== TASK DETAILS ==
Lay out every line of the listing below as a Markdown table with the columns Row and Line, omitting blank lines and the picture placeholders.

[Element position listing]

☆ ☆ ☆ ☆ ☆

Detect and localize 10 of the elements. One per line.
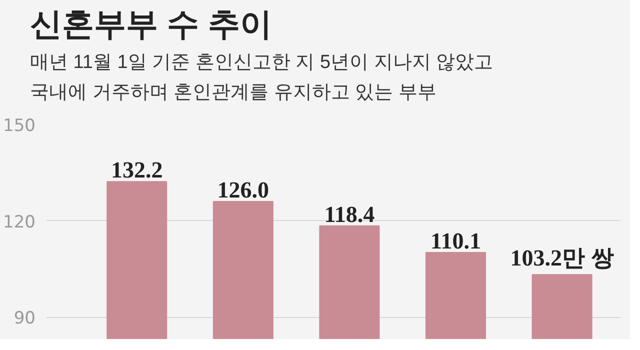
y-tick-label: 150 <box>3 116 36 136</box>
y-tick-label: 90 <box>14 308 36 329</box>
data-label: 110.1 <box>430 228 481 254</box>
data-label: 118.4 <box>324 202 376 227</box>
data-label: 103.2만 쌍 <box>510 246 614 271</box>
data-label: 132.2 <box>110 158 163 183</box>
data-label: 126.0 <box>217 178 270 203</box>
chart-subtitle: 매년 11월 1일 기준 혼인신고한 지 5년이 지나지 않았고 국내에 거주하며 혼인관계를 유지하고 있는 부부 <box>30 51 494 105</box>
chart-title: 신혼부부 수 추이 <box>30 5 272 44</box>
y-tick-label: 120 <box>3 212 36 232</box>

☆ ☆ ☆ ☆ ☆

== RESPONSE TO THIS TASK ==
| Row | Line |
|---|---|
| 1 | Detect and localize 10 of the elements. One per line. |
| 2 | y-tick-label: 150 <box>3 116 36 136</box> |
| 3 | y-tick-label: 90 <box>14 308 36 329</box> |
| 4 | data-label: 110.1 <box>430 228 481 254</box> |
| 5 | data-label: 118.4 <box>324 202 376 227</box> |
| 6 | data-label: 103.2만 쌍 <box>510 246 614 271</box> |
| 7 | data-label: 132.2 <box>110 158 163 183</box> |
| 8 | data-label: 126.0 <box>217 178 270 203</box> |
| 9 | chart-subtitle: 매년 11월 1일 기준 혼인신고한 지 5년이 지나지 않았고 국내에 거주하며 혼인관계를 유지하고 있는 부부 <box>30 51 494 105</box> |
| 10 | chart-title: 신혼부부 수 추이 <box>30 5 272 44</box> |
| 11 | y-tick-label: 120 <box>3 212 36 232</box> |